Data entries for graphics:
——————————

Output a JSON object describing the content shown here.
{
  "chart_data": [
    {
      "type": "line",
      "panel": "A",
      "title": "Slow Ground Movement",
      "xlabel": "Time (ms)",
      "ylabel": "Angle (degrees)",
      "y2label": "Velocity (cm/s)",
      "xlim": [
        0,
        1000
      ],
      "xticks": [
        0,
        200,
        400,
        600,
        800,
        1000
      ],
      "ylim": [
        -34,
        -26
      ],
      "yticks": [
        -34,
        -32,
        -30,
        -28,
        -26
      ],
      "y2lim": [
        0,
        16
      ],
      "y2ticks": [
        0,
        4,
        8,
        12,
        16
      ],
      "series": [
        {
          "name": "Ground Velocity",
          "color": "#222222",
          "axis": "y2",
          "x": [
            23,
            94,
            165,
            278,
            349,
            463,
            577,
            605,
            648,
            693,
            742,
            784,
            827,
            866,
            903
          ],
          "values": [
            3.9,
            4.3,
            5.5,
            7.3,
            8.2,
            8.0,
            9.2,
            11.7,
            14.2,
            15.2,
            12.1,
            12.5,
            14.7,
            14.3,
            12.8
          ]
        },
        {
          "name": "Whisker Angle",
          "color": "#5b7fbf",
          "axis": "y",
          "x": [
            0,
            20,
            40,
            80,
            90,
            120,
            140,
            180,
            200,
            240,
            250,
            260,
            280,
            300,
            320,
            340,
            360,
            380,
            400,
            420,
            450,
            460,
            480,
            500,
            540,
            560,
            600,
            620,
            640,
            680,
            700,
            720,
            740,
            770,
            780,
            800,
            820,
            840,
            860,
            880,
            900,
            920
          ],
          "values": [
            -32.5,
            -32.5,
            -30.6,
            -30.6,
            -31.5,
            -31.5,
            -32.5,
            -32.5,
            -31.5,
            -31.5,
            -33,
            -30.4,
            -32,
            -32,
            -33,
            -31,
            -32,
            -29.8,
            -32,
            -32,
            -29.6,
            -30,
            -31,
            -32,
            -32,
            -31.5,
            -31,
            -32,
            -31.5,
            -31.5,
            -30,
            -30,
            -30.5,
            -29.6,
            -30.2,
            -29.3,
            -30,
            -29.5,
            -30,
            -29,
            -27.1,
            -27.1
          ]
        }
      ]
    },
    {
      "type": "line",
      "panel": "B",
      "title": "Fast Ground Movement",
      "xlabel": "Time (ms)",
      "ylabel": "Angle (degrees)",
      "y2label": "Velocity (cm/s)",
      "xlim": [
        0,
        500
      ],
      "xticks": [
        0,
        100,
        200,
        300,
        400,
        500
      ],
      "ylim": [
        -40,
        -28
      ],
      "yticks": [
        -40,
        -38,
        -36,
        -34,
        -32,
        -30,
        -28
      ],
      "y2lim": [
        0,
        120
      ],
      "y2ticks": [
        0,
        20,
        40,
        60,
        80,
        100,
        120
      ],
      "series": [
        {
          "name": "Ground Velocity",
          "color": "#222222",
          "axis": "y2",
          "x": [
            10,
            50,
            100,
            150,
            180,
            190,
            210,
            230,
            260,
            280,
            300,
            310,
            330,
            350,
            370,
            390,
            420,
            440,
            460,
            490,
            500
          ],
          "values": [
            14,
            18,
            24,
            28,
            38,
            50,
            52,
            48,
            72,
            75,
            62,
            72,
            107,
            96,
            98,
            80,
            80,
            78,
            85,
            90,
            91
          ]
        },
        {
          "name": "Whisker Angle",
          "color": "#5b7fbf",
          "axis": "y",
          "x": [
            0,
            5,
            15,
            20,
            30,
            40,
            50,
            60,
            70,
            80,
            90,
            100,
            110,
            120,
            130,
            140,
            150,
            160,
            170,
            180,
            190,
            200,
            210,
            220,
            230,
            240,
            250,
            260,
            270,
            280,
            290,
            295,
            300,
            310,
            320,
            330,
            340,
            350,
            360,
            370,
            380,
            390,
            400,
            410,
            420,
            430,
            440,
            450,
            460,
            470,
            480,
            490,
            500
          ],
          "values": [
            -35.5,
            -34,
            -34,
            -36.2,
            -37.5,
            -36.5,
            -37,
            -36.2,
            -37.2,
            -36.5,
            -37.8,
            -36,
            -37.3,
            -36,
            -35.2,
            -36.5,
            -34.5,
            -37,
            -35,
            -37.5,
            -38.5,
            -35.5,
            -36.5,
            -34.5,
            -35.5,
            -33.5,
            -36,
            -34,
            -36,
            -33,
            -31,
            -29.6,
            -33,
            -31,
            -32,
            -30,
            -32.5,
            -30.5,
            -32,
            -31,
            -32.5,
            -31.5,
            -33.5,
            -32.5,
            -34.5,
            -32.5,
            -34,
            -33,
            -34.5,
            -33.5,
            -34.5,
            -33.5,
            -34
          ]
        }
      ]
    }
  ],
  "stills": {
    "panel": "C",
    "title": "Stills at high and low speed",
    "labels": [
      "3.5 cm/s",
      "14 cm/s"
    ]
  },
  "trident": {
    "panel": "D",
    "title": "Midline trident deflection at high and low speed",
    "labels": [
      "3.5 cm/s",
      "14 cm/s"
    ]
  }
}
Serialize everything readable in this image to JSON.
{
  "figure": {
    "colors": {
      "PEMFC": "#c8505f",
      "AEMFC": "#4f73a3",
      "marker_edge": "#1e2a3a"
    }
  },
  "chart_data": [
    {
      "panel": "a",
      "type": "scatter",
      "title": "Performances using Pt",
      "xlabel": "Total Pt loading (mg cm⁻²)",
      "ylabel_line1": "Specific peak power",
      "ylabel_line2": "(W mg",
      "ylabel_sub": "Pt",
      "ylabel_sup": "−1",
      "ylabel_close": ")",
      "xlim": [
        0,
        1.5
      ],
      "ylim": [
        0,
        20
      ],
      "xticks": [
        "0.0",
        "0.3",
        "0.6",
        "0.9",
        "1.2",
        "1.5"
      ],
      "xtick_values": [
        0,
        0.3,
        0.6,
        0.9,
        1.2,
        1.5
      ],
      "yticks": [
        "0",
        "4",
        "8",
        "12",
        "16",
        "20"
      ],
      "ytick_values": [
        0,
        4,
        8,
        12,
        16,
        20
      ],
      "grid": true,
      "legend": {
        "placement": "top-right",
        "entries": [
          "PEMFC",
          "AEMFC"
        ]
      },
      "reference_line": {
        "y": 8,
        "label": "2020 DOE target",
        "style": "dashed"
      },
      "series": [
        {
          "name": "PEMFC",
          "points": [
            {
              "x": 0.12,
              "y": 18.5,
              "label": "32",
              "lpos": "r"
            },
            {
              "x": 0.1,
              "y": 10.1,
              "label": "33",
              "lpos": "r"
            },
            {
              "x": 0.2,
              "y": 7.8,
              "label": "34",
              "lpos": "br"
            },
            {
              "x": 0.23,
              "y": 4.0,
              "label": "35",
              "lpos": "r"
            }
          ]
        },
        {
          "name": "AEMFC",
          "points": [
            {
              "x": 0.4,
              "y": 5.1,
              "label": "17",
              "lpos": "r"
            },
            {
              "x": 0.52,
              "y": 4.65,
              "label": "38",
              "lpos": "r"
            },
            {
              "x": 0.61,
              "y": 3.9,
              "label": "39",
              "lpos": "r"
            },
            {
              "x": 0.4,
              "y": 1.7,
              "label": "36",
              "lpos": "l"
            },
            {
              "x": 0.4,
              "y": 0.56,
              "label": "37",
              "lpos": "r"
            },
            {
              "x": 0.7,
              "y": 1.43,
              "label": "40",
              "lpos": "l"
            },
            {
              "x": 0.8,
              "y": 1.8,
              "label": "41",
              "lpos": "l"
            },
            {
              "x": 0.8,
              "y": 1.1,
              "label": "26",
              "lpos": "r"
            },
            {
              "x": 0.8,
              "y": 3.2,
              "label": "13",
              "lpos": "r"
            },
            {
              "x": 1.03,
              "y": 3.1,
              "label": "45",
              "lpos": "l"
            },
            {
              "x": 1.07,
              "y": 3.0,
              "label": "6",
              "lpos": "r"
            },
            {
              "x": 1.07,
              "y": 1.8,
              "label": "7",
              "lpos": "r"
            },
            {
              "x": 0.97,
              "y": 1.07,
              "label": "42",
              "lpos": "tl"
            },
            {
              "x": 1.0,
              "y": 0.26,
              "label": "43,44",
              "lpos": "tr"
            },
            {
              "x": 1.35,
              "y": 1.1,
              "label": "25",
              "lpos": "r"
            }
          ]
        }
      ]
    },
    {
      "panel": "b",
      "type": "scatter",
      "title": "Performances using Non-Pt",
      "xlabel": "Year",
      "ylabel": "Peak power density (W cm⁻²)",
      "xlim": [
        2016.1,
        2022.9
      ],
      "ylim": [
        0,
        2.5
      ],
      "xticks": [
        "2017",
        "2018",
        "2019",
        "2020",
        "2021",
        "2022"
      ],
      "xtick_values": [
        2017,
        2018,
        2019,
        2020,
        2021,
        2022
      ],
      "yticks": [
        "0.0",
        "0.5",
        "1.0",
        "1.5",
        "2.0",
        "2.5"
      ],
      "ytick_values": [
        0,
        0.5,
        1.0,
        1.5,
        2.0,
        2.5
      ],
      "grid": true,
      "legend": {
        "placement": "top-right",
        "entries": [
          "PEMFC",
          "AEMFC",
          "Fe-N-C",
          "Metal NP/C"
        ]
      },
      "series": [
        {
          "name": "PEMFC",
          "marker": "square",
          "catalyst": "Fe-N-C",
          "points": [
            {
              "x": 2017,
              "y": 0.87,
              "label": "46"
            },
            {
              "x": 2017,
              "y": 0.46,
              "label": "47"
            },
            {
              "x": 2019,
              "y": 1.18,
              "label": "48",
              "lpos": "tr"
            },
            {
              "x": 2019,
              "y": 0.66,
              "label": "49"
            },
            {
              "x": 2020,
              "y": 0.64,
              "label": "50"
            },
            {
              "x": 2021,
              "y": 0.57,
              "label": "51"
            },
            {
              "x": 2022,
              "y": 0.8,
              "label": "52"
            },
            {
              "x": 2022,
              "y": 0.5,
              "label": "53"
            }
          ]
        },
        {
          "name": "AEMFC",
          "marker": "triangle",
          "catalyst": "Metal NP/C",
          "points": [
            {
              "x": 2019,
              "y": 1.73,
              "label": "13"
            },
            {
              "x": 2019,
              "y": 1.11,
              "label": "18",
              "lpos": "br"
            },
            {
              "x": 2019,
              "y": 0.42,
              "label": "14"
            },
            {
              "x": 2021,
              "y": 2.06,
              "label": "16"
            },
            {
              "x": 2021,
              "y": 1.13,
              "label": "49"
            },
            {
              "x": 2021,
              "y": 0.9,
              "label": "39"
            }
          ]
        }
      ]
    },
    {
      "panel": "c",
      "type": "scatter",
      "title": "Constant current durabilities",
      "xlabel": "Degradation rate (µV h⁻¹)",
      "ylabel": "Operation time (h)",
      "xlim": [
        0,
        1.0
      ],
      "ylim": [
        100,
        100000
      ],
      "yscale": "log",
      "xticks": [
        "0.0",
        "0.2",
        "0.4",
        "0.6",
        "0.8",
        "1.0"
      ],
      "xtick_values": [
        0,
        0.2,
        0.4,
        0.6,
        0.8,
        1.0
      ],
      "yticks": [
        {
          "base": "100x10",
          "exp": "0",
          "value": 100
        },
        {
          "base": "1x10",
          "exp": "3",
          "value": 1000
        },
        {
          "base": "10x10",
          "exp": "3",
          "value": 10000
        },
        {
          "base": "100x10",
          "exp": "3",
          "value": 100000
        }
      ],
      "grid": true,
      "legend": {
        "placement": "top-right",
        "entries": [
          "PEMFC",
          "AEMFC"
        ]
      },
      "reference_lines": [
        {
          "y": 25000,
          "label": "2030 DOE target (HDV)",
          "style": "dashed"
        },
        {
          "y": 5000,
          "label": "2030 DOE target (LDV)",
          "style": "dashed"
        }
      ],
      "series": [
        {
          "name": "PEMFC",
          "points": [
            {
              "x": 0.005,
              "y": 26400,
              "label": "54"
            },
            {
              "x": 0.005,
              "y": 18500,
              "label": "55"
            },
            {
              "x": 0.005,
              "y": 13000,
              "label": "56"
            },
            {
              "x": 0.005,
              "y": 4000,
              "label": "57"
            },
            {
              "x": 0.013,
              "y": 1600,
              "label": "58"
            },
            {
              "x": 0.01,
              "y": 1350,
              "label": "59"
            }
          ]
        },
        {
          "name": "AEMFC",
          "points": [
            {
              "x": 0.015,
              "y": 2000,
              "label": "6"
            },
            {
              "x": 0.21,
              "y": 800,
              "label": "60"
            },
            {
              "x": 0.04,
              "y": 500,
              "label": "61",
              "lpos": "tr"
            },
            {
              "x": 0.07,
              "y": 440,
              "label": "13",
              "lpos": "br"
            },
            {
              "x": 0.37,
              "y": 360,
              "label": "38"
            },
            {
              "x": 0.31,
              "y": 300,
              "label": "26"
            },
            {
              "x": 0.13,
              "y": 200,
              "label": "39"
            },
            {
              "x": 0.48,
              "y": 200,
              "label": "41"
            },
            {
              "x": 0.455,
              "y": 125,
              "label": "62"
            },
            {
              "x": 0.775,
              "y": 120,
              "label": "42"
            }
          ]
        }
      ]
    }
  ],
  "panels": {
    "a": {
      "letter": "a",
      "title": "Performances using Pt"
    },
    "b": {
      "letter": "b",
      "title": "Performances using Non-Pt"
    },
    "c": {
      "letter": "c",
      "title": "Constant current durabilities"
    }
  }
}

——————————

• _Job_
Take every line from the records above that has the word "JSON" and copy it.

• _Answer below_
Output a JSON object describing the content shown here.
Serialize everything readable in this image to JSON.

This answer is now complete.